= DIRECTIONS FOR THIS TASK =
Please write the listing below out again exactly, leaving every picture behind.
# # # #
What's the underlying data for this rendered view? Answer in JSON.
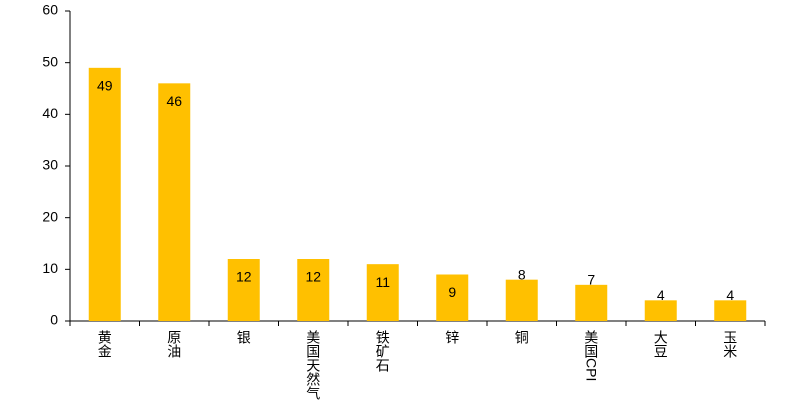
{
  "chart_data": {
    "type": "bar",
    "categories": [
      "黄金",
      "原油",
      "银",
      "美国天然气",
      "铁矿石",
      "锌",
      "铜",
      "美国CPI",
      "大豆",
      "玉米"
    ],
    "values": [
      49,
      46,
      12,
      12,
      11,
      9,
      8,
      7,
      4,
      4
    ],
    "color": "#ffc000",
    "ylim": [
      0,
      60
    ],
    "yticks": [
      0,
      10,
      20,
      30,
      40,
      50,
      60
    ],
    "grid": false
  }
}
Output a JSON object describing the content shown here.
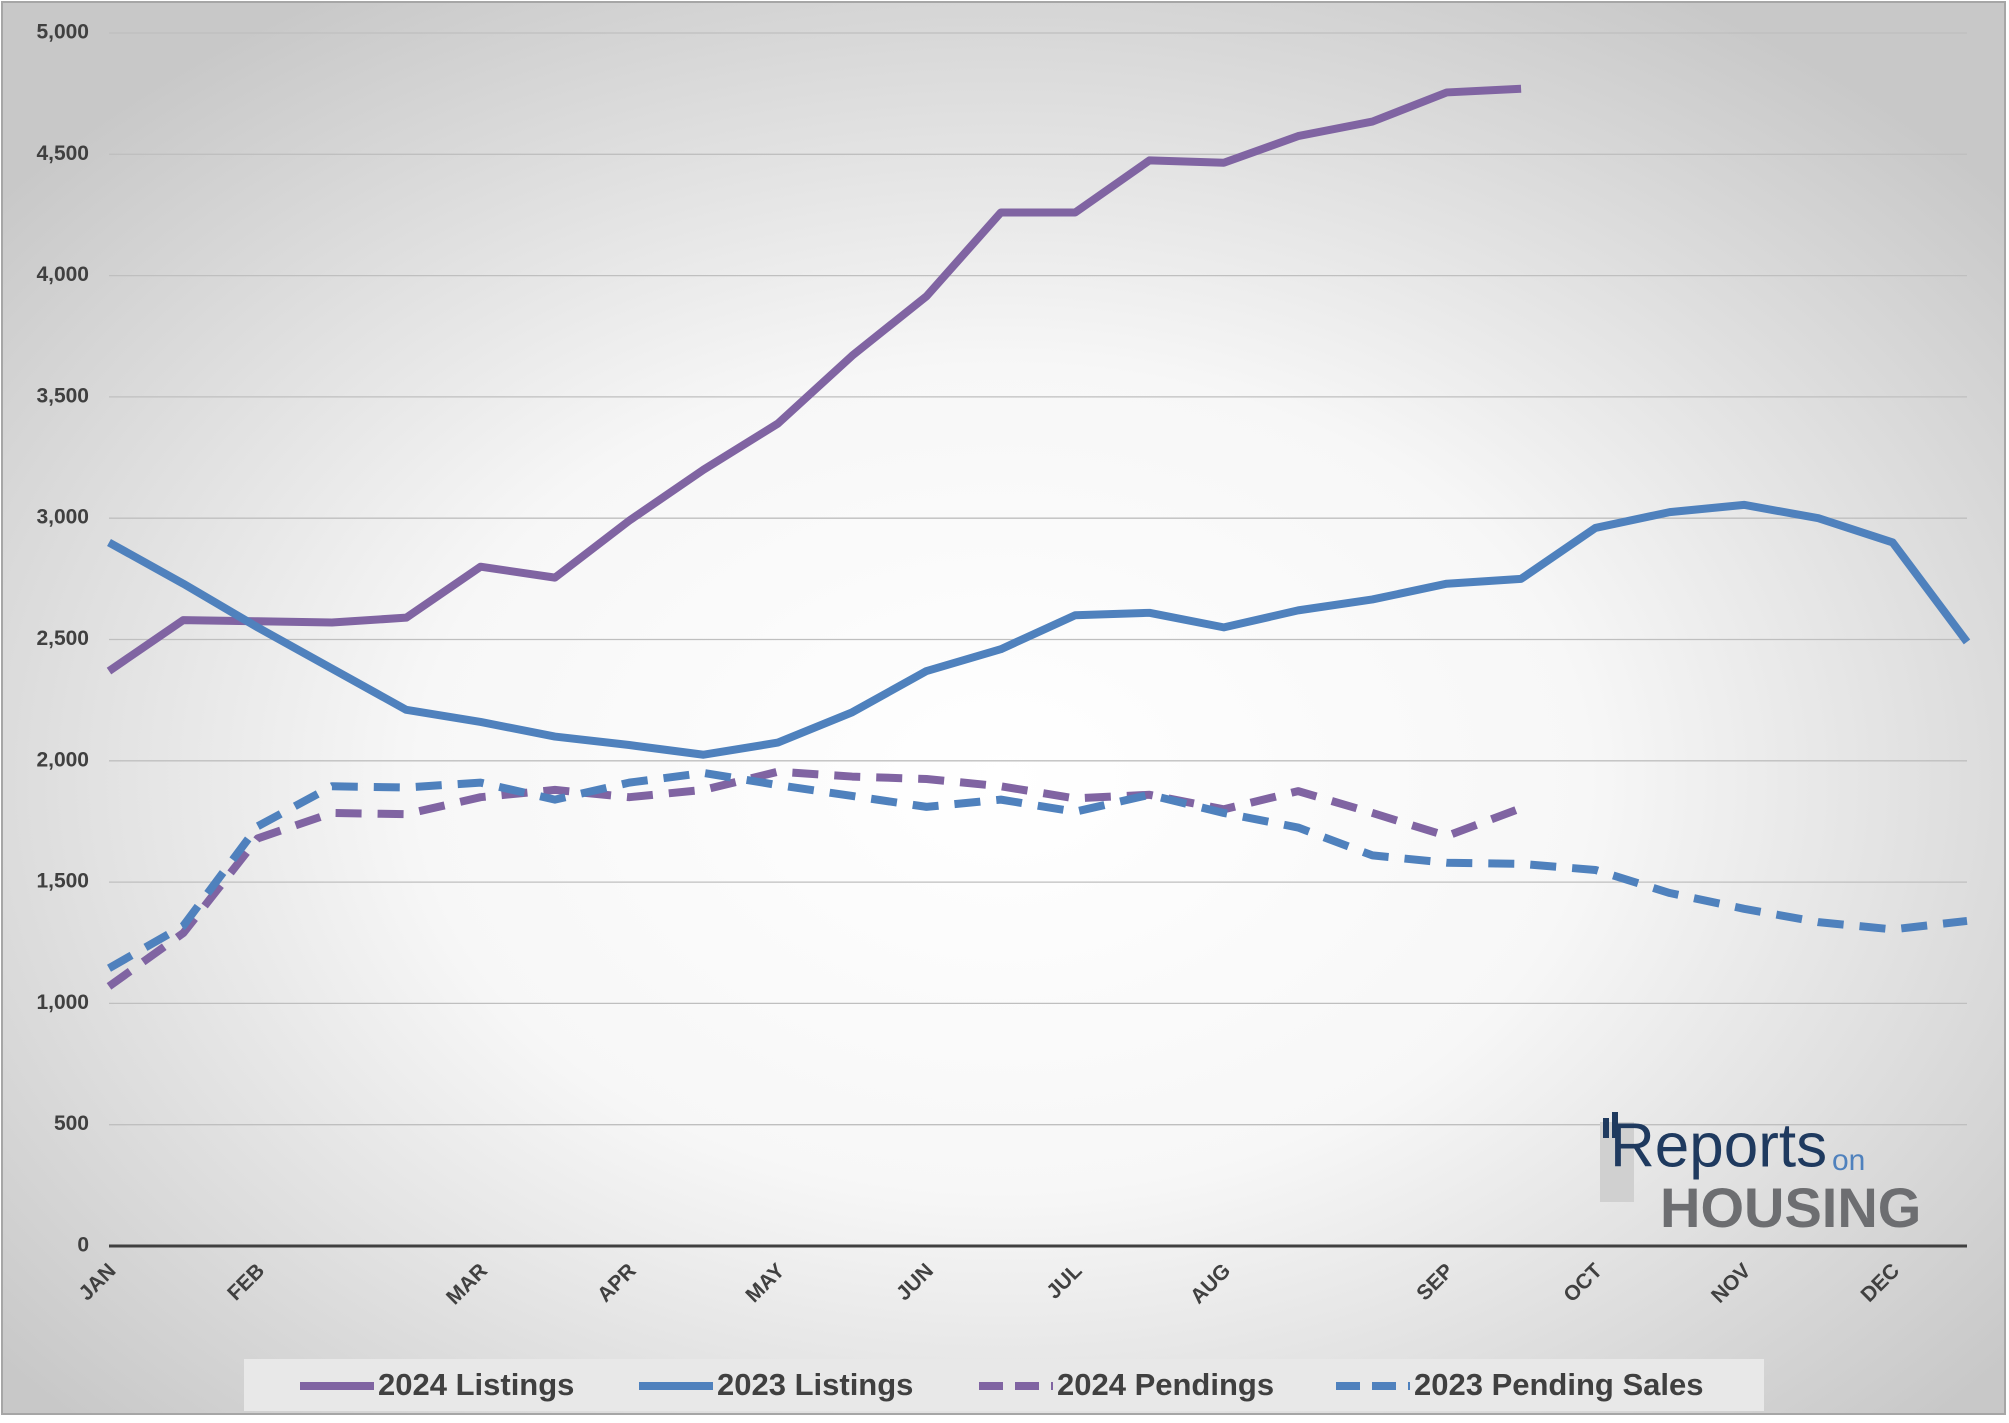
{
  "chart_data": {
    "type": "line",
    "categories": [
      "JAN",
      null,
      "FEB",
      null,
      null,
      "MAR",
      null,
      "APR",
      null,
      "MAY",
      null,
      "JUN",
      null,
      "JUL",
      null,
      "AUG",
      null,
      null,
      "SEP",
      null,
      "OCT",
      null,
      "NOV",
      null,
      "DEC",
      null
    ],
    "series": [
      {
        "name": "2024 Listings",
        "color": "#8064a2",
        "dashed": false,
        "values": [
          2370,
          2580,
          2575,
          2570,
          2590,
          2800,
          2755,
          2990,
          3200,
          3390,
          3670,
          3915,
          4260,
          4260,
          4475,
          4465,
          4575,
          4635,
          4755,
          4770,
          null,
          null,
          null,
          null,
          null,
          null
        ]
      },
      {
        "name": "2023 Listings",
        "color": "#4f81bd",
        "dashed": false,
        "values": [
          2900,
          2730,
          2550,
          2380,
          2210,
          2160,
          2100,
          2065,
          2025,
          2075,
          2200,
          2370,
          2460,
          2600,
          2610,
          2550,
          2620,
          2665,
          2730,
          2750,
          2960,
          3025,
          3055,
          3000,
          2900,
          2490
        ]
      },
      {
        "name": "2024 Pendings",
        "color": "#8064a2",
        "dashed": true,
        "values": [
          1070,
          1290,
          1680,
          1785,
          1780,
          1850,
          1880,
          1850,
          1880,
          1955,
          1935,
          1925,
          1895,
          1845,
          1860,
          1800,
          1875,
          1785,
          1690,
          1805,
          null,
          null,
          null,
          null,
          null,
          null
        ]
      },
      {
        "name": "2023 Pending Sales",
        "color": "#4f81bd",
        "dashed": true,
        "values": [
          1145,
          1320,
          1730,
          1895,
          1890,
          1910,
          1840,
          1910,
          1950,
          1900,
          1855,
          1810,
          1840,
          1790,
          1860,
          1785,
          1725,
          1610,
          1580,
          1575,
          1550,
          1455,
          1390,
          1335,
          1305,
          1340
        ]
      }
    ],
    "ylim": [
      0,
      5000
    ],
    "yticks": [
      0,
      500,
      {
        "value": 1000,
        "label": "1,000"
      },
      {
        "value": 1500,
        "label": "1,500"
      },
      {
        "value": 2000,
        "label": "2,000"
      },
      {
        "value": 2500,
        "label": "2,500"
      },
      {
        "value": 3000,
        "label": "3,000"
      },
      {
        "value": 3500,
        "label": "3,500"
      },
      {
        "value": 4000,
        "label": "4,000"
      },
      {
        "value": 4500,
        "label": "4,500"
      },
      {
        "value": 5000,
        "label": "5,000"
      }
    ],
    "grid": true,
    "legend": "bottom",
    "logo": {
      "main": "Reports",
      "small": "on",
      "sub": "HOUSING"
    }
  }
}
# # # #
= EXERCISE SOLUTION =
What's the underlying data for this rendered view? Answer in JSON.
{
  "chart_data": {
    "type": "bar",
    "categories": [
      "黄金",
      "原油",
      "银",
      "美国天然气",
      "铁矿石",
      "锌",
      "铜",
      "美国CPI",
      "大豆",
      "玉米"
    ],
    "values": [
      49,
      46,
      12,
      12,
      11,
      9,
      8,
      7,
      4,
      4
    ],
    "color": "#ffc000",
    "ylim": [
      0,
      60
    ],
    "yticks": [
      0,
      10,
      20,
      30,
      40,
      50,
      60
    ],
    "grid": false
  }
}
Output a JSON object describing the content shown here.
{
  "chart_data": {
    "type": "line",
    "categories": [
      "JAN",
      null,
      "FEB",
      null,
      null,
      "MAR",
      null,
      "APR",
      null,
      "MAY",
      null,
      "JUN",
      null,
      "JUL",
      null,
      "AUG",
      null,
      null,
      "SEP",
      null,
      "OCT",
      null,
      "NOV",
      null,
      "DEC",
      null
    ],
    "series": [
      {
        "name": "2024 Listings",
        "color": "#8064a2",
        "dashed": false,
        "values": [
          2370,
          2580,
          2575,
          2570,
          2590,
          2800,
          2755,
          2990,
          3200,
          3390,
          3670,
          3915,
          4260,
          4260,
          4475,
          4465,
          4575,
          4635,
          4755,
          4770,
          null,
          null,
          null,
          null,
          null,
          null
        ]
      },
      {
        "name": "2023 Listings",
        "color": "#4f81bd",
        "dashed": false,
        "values": [
          2900,
          2730,
          2550,
          2380,
          2210,
          2160,
          2100,
          2065,
          2025,
          2075,
          2200,
          2370,
          2460,
          2600,
          2610,
          2550,
          2620,
          2665,
          2730,
          2750,
          2960,
          3025,
          3055,
          3000,
          2900,
          2490
        ]
      },
      {
        "name": "2024 Pendings",
        "color": "#8064a2",
        "dashed": true,
        "values": [
          1070,
          1290,
          1680,
          1785,
          1780,
          1850,
          1880,
          1850,
          1880,
          1955,
          1935,
          1925,
          1895,
          1845,
          1860,
          1800,
          1875,
          1785,
          1690,
          1805,
          null,
          null,
          null,
          null,
          null,
          null
        ]
      },
      {
        "name": "2023 Pending Sales",
        "color": "#4f81bd",
        "dashed": true,
        "values": [
          1145,
          1320,
          1730,
          1895,
          1890,
          1910,
          1840,
          1910,
          1950,
          1900,
          1855,
          1810,
          1840,
          1790,
          1860,
          1785,
          1725,
          1610,
          1580,
          1575,
          1550,
          1455,
          1390,
          1335,
          1305,
          1340
        ]
      }
    ],
    "ylim": [
      0,
      5000
    ],
    "yticks": [
      0,
      500,
      {
        "value": 1000,
        "label": "1,000"
      },
      {
        "value": 1500,
        "label": "1,500"
      },
      {
        "value": 2000,
        "label": "2,000"
      },
      {
        "value": 2500,
        "label": "2,500"
      },
      {
        "value": 3000,
        "label": "3,000"
      },
      {
        "value": 3500,
        "label": "3,500"
      },
      {
        "value": 4000,
        "label": "4,000"
      },
      {
        "value": 4500,
        "label": "4,500"
      },
      {
        "value": 5000,
        "label": "5,000"
      }
    ],
    "grid": true,
    "legend": "bottom",
    "logo": {
      "main": "Reports",
      "small": "on",
      "sub": "HOUSING"
    }
  }
}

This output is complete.